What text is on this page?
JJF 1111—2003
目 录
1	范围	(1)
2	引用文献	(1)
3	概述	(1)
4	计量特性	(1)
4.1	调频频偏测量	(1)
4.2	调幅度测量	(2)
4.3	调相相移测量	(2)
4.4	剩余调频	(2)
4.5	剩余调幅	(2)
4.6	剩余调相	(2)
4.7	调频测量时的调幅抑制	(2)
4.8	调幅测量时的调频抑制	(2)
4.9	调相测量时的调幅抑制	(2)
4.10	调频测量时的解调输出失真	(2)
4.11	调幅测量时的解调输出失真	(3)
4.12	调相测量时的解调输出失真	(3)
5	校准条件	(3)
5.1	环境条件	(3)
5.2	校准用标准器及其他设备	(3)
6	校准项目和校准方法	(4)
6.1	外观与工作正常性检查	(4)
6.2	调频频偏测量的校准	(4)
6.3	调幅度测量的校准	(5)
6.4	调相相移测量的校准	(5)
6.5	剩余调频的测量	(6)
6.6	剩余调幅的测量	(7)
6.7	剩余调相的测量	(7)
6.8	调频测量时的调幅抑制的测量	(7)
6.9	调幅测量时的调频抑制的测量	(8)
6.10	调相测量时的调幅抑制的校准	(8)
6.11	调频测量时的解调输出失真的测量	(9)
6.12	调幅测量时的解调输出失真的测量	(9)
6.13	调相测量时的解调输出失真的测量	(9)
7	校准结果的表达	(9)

====

### [WRITTEN EXERCISE]
Produce an exact copy of all the records.

### [CORRECT ANSWER]
What text is on this page?
JJF 1111—2003
目 录
1	范围	(1)
2	引用文献	(1)
3	概述	(1)
4	计量特性	(1)
4.1	调频频偏测量	(1)
4.2	调幅度测量	(2)
4.3	调相相移测量	(2)
4.4	剩余调频	(2)
4.5	剩余调幅	(2)
4.6	剩余调相	(2)
4.7	调频测量时的调幅抑制	(2)
4.8	调幅测量时的调频抑制	(2)
4.9	调相测量时的调幅抑制	(2)
4.10	调频测量时的解调输出失真	(2)
4.11	调幅测量时的解调输出失真	(3)
4.12	调相测量时的解调输出失真	(3)
5	校准条件	(3)
5.1	环境条件	(3)
5.2	校准用标准器及其他设备	(3)
6	校准项目和校准方法	(4)
6.1	外观与工作正常性检查	(4)
6.2	调频频偏测量的校准	(4)
6.3	调幅度测量的校准	(5)
6.4	调相相移测量的校准	(5)
6.5	剩余调频的测量	(6)
6.6	剩余调幅的测量	(7)
6.7	剩余调相的测量	(7)
6.8	调频测量时的调幅抑制的测量	(7)
6.9	调幅测量时的调频抑制的测量	(8)
6.10	调相测量时的调幅抑制的校准	(8)
6.11	调频测量时的解调输出失真的测量	(9)
6.12	调幅测量时的解调输出失真的测量	(9)
6.13	调相测量时的解调输出失真的测量	(9)
7	校准结果的表达	(9)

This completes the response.